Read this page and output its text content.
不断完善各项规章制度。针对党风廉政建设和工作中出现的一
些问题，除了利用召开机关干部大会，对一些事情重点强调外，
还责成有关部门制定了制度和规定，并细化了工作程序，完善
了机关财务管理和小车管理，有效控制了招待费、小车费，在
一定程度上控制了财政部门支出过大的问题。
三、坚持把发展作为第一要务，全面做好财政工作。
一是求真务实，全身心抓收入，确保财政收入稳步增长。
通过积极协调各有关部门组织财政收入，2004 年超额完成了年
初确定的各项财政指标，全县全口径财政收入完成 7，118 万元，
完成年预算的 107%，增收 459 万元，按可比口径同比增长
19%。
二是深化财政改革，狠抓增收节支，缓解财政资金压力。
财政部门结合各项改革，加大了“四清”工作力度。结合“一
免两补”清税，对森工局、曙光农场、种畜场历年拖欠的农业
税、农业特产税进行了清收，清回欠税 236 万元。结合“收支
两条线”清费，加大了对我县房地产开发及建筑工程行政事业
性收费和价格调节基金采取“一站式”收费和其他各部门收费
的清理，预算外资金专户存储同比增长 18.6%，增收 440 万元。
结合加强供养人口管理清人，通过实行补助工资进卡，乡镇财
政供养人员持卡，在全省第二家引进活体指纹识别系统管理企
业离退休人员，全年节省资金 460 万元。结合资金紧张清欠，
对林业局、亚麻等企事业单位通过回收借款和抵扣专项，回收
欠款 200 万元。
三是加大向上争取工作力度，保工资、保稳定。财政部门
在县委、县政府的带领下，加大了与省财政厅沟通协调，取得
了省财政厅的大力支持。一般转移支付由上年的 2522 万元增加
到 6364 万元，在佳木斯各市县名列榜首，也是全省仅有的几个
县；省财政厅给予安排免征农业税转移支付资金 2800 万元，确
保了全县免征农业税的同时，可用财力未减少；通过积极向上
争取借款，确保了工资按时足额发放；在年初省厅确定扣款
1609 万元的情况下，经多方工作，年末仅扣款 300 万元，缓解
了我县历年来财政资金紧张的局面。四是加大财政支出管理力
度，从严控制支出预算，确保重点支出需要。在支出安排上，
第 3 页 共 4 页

### THE PROBLEM
Copy all of the data. Keep every word exactly as it is.

### RESPONSE TO THE EXERCISE
Read this page and output its text content.
不断完善各项规章制度。针对党风廉政建设和工作中出现的一
些问题，除了利用召开机关干部大会，对一些事情重点强调外，
还责成有关部门制定了制度和规定，并细化了工作程序，完善
了机关财务管理和小车管理，有效控制了招待费、小车费，在
一定程度上控制了财政部门支出过大的问题。
三、坚持把发展作为第一要务，全面做好财政工作。
一是求真务实，全身心抓收入，确保财政收入稳步增长。
通过积极协调各有关部门组织财政收入，2004 年超额完成了年
初确定的各项财政指标，全县全口径财政收入完成 7，118 万元，
完成年预算的 107%，增收 459 万元，按可比口径同比增长
19%。
二是深化财政改革，狠抓增收节支，缓解财政资金压力。
财政部门结合各项改革，加大了“四清”工作力度。结合“一
免两补”清税，对森工局、曙光农场、种畜场历年拖欠的农业
税、农业特产税进行了清收，清回欠税 236 万元。结合“收支
两条线”清费，加大了对我县房地产开发及建筑工程行政事业
性收费和价格调节基金采取“一站式”收费和其他各部门收费
的清理，预算外资金专户存储同比增长 18.6%，增收 440 万元。
结合加强供养人口管理清人，通过实行补助工资进卡，乡镇财
政供养人员持卡，在全省第二家引进活体指纹识别系统管理企
业离退休人员，全年节省资金 460 万元。结合资金紧张清欠，
对林业局、亚麻等企事业单位通过回收借款和抵扣专项，回收
欠款 200 万元。
三是加大向上争取工作力度，保工资、保稳定。财政部门
在县委、县政府的带领下，加大了与省财政厅沟通协调，取得
了省财政厅的大力支持。一般转移支付由上年的 2522 万元增加
到 6364 万元，在佳木斯各市县名列榜首，也是全省仅有的几个
县；省财政厅给予安排免征农业税转移支付资金 2800 万元，确
保了全县免征农业税的同时，可用财力未减少；通过积极向上
争取借款，确保了工资按时足额发放；在年初省厅确定扣款
1609 万元的情况下，经多方工作，年末仅扣款 300 万元，缓解
了我县历年来财政资金紧张的局面。四是加大财政支出管理力
度，从严控制支出预算，确保重点支出需要。在支出安排上，
第 3 页 共 4 页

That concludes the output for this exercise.